- PROBLEM TO WORK ON:
Output the material below in its entirety, exactly as given.

- MATERIAL SHOWN:
____
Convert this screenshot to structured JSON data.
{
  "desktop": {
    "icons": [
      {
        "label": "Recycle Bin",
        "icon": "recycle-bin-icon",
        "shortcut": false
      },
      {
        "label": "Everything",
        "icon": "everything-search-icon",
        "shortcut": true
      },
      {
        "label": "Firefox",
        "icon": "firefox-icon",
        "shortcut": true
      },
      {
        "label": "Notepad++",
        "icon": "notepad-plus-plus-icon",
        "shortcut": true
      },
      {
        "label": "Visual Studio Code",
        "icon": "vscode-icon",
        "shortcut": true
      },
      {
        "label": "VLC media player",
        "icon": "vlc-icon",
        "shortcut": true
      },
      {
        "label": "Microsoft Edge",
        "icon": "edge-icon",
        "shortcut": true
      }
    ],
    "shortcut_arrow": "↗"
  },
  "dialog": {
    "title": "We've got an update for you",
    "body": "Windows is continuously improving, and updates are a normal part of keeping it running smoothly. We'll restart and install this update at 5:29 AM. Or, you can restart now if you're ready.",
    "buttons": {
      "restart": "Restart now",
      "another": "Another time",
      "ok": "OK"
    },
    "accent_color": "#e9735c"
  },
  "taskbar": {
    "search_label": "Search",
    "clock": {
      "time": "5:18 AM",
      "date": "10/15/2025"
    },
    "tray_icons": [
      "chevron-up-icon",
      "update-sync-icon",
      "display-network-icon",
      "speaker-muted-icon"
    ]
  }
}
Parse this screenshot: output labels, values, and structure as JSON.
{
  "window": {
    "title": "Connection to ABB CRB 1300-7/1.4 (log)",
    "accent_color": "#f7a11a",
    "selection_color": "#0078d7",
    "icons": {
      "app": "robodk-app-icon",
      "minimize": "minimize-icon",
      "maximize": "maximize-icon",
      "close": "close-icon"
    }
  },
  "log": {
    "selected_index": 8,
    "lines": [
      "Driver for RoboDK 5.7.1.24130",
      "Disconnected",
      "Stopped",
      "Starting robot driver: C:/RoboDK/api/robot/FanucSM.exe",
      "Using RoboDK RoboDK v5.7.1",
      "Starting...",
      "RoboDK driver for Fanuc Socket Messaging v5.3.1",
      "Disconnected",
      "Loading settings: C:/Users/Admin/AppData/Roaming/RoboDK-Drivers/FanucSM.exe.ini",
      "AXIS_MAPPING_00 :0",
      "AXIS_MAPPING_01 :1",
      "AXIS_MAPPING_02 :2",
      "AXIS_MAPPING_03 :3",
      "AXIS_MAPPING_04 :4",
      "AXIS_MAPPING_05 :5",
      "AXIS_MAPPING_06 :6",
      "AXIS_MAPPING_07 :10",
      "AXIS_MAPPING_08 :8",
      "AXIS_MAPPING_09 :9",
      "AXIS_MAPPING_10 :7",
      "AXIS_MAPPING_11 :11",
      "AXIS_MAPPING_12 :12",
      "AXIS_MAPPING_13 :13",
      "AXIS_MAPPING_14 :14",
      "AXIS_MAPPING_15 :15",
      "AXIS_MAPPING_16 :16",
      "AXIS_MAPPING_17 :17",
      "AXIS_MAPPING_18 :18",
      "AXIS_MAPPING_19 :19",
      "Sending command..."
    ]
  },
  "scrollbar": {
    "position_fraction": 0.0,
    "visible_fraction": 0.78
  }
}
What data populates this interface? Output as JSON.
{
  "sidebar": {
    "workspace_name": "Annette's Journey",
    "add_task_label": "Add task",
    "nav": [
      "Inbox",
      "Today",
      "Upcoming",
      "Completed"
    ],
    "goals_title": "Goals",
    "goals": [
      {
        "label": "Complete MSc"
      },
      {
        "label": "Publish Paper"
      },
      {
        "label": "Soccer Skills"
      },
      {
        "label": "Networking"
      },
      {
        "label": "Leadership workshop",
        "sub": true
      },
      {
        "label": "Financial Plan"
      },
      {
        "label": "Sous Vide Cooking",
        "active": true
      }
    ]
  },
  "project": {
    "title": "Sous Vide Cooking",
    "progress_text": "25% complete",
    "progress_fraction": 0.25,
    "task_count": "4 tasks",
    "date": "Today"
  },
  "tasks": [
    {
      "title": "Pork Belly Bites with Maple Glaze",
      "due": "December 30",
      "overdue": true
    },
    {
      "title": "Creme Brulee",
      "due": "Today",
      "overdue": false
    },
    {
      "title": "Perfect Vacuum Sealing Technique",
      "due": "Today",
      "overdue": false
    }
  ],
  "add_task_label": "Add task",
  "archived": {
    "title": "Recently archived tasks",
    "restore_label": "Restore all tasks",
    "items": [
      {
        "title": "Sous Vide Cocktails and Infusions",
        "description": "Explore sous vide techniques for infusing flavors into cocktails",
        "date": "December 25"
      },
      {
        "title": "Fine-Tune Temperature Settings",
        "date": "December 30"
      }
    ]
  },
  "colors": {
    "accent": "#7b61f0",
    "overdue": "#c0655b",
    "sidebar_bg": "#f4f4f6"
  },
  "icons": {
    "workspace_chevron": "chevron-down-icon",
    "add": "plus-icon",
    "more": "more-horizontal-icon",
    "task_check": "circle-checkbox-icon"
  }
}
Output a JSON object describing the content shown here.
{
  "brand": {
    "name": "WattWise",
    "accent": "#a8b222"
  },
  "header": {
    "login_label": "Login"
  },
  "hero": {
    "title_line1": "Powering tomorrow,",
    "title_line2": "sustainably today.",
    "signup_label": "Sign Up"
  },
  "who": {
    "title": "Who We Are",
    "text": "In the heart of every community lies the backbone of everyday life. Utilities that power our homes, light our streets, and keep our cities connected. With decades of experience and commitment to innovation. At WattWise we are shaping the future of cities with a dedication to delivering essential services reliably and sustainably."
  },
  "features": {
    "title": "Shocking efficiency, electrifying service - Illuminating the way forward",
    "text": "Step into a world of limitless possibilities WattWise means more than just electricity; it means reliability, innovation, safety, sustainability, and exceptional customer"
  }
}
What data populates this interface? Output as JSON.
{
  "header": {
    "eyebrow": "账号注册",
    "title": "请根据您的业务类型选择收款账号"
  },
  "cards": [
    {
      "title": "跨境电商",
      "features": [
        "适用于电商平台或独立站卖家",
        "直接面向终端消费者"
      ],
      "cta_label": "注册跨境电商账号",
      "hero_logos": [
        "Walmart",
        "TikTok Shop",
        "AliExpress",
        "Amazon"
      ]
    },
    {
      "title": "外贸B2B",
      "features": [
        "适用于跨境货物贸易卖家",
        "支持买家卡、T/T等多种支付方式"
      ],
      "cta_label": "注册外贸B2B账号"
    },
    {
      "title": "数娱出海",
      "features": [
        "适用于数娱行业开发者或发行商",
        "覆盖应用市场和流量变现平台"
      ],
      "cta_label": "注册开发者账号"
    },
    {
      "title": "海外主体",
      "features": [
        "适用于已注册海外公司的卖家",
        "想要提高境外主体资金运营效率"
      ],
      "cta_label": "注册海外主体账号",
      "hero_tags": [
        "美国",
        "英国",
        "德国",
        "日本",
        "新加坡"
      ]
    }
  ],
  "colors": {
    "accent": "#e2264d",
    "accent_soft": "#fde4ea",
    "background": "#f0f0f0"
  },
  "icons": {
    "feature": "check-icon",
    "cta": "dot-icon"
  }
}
____
- WORKED ANSWER:
Convert this screenshot to structured JSON data.
{
  "desktop": {
    "icons": [
      {
        "label": "Recycle Bin",
        "icon": "recycle-bin-icon",
        "shortcut": false
      },
      {
        "label": "Everything",
        "icon": "everything-search-icon",
        "shortcut": true
      },
      {
        "label": "Firefox",
        "icon": "firefox-icon",
        "shortcut": true
      },
      {
        "label": "Notepad++",
        "icon": "notepad-plus-plus-icon",
        "shortcut": true
      },
      {
        "label": "Visual Studio Code",
        "icon": "vscode-icon",
        "shortcut": true
      },
      {
        "label": "VLC media player",
        "icon": "vlc-icon",
        "shortcut": true
      },
      {
        "label": "Microsoft Edge",
        "icon": "edge-icon",
        "shortcut": true
      }
    ],
    "shortcut_arrow": "↗"
  },
  "dialog": {
    "title": "We've got an update for you",
    "body": "Windows is continuously improving, and updates are a normal part of keeping it running smoothly. We'll restart and install this update at 5:29 AM. Or, you can restart now if you're ready.",
    "buttons": {
      "restart": "Restart now",
      "another": "Another time",
      "ok": "OK"
    },
    "accent_color": "#e9735c"
  },
  "taskbar": {
    "search_label": "Search",
    "clock": {
      "time": "5:18 AM",
      "date": "10/15/2025"
    },
    "tray_icons": [
      "chevron-up-icon",
      "update-sync-icon",
      "display-network-icon",
      "speaker-muted-icon"
    ]
  }
}
Parse this screenshot: output labels, values, and structure as JSON.
{
  "window": {
    "title": "Connection to ABB CRB 1300-7/1.4 (log)",
    "accent_color": "#f7a11a",
    "selection_color": "#0078d7",
    "icons": {
      "app": "robodk-app-icon",
      "minimize": "minimize-icon",
      "maximize": "maximize-icon",
      "close": "close-icon"
    }
  },
  "log": {
    "selected_index": 8,
    "lines": [
      "Driver for RoboDK 5.7.1.24130",
      "Disconnected",
      "Stopped",
      "Starting robot driver: C:/RoboDK/api/robot/FanucSM.exe",
      "Using RoboDK RoboDK v5.7.1",
      "Starting...",
      "RoboDK driver for Fanuc Socket Messaging v5.3.1",
      "Disconnected",
      "Loading settings: C:/Users/Admin/AppData/Roaming/RoboDK-Drivers/FanucSM.exe.ini",
      "AXIS_MAPPING_00 :0",
      "AXIS_MAPPING_01 :1",
      "AXIS_MAPPING_02 :2",
      "AXIS_MAPPING_03 :3",
      "AXIS_MAPPING_04 :4",
      "AXIS_MAPPING_05 :5",
      "AXIS_MAPPING_06 :6",
      "AXIS_MAPPING_07 :10",
      "AXIS_MAPPING_08 :8",
      "AXIS_MAPPING_09 :9",
      "AXIS_MAPPING_10 :7",
      "AXIS_MAPPING_11 :11",
      "AXIS_MAPPING_12 :12",
      "AXIS_MAPPING_13 :13",
      "AXIS_MAPPING_14 :14",
      "AXIS_MAPPING_15 :15",
      "AXIS_MAPPING_16 :16",
      "AXIS_MAPPING_17 :17",
      "AXIS_MAPPING_18 :18",
      "AXIS_MAPPING_19 :19",
      "Sending command..."
    ]
  },
  "scrollbar": {
    "position_fraction": 0.0,
    "visible_fraction": 0.78
  }
}
What data populates this interface? Output as JSON.
{
  "sidebar": {
    "workspace_name": "Annette's Journey",
    "add_task_label": "Add task",
    "nav": [
      "Inbox",
      "Today",
      "Upcoming",
      "Completed"
    ],
    "goals_title": "Goals",
    "goals": [
      {
        "label": "Complete MSc"
      },
      {
        "label": "Publish Paper"
      },
      {
        "label": "Soccer Skills"
      },
      {
        "label": "Networking"
      },
      {
        "label": "Leadership workshop",
        "sub": true
      },
      {
        "label": "Financial Plan"
      },
      {
        "label": "Sous Vide Cooking",
        "active": true
      }
    ]
  },
  "project": {
    "title": "Sous Vide Cooking",
    "progress_text": "25% complete",
    "progress_fraction": 0.25,
    "task_count": "4 tasks",
    "date": "Today"
  },
  "tasks": [
    {
      "title": "Pork Belly Bites with Maple Glaze",
      "due": "December 30",
      "overdue": true
    },
    {
      "title": "Creme Brulee",
      "due": "Today",
      "overdue": false
    },
    {
      "title": "Perfect Vacuum Sealing Technique",
      "due": "Today",
      "overdue": false
    }
  ],
  "add_task_label": "Add task",
  "archived": {
    "title": "Recently archived tasks",
    "restore_label": "Restore all tasks",
    "items": [
      {
        "title": "Sous Vide Cocktails and Infusions",
        "description": "Explore sous vide techniques for infusing flavors into cocktails",
        "date": "December 25"
      },
      {
        "title": "Fine-Tune Temperature Settings",
        "date": "December 30"
      }
    ]
  },
  "colors": {
    "accent": "#7b61f0",
    "overdue": "#c0655b",
    "sidebar_bg": "#f4f4f6"
  },
  "icons": {
    "workspace_chevron": "chevron-down-icon",
    "add": "plus-icon",
    "more": "more-horizontal-icon",
    "task_check": "circle-checkbox-icon"
  }
}
Output a JSON object describing the content shown here.
{
  "brand": {
    "name": "WattWise",
    "accent": "#a8b222"
  },
  "header": {
    "login_label": "Login"
  },
  "hero": {
    "title_line1": "Powering tomorrow,",
    "title_line2": "sustainably today.",
    "signup_label": "Sign Up"
  },
  "who": {
    "title": "Who We Are",
    "text": "In the heart of every community lies the backbone of everyday life. Utilities that power our homes, light our streets, and keep our cities connected. With decades of experience and commitment to innovation. At WattWise we are shaping the future of cities with a dedication to delivering essential services reliably and sustainably."
  },
  "features": {
    "title": "Shocking efficiency, electrifying service - Illuminating the way forward",
    "text": "Step into a world of limitless possibilities WattWise means more than just electricity; it means reliability, innovation, safety, sustainability, and exceptional customer"
  }
}
What data populates this interface? Output as JSON.
{
  "header": {
    "eyebrow": "账号注册",
    "title": "请根据您的业务类型选择收款账号"
  },
  "cards": [
    {
      "title": "跨境电商",
      "features": [
        "适用于电商平台或独立站卖家",
        "直接面向终端消费者"
      ],
      "cta_label": "注册跨境电商账号",
      "hero_logos": [
        "Walmart",
        "TikTok Shop",
        "AliExpress",
        "Amazon"
      ]
    },
    {
      "title": "外贸B2B",
      "features": [
        "适用于跨境货物贸易卖家",
        "支持买家卡、T/T等多种支付方式"
      ],
      "cta_label": "注册外贸B2B账号"
    },
    {
      "title": "数娱出海",
      "features": [
        "适用于数娱行业开发者或发行商",
        "覆盖应用市场和流量变现平台"
      ],
      "cta_label": "注册开发者账号"
    },
    {
      "title": "海外主体",
      "features": [
        "适用于已注册海外公司的卖家",
        "想要提高境外主体资金运营效率"
      ],
      "cta_label": "注册海外主体账号",
      "hero_tags": [
        "美国",
        "英国",
        "德国",
        "日本",
        "新加坡"
      ]
    }
  ],
  "colors": {
    "accent": "#e2264d",
    "accent_soft": "#fde4ea",
    "background": "#f0f0f0"
  },
  "icons": {
    "feature": "check-icon",
    "cta": "dot-icon"
  }
}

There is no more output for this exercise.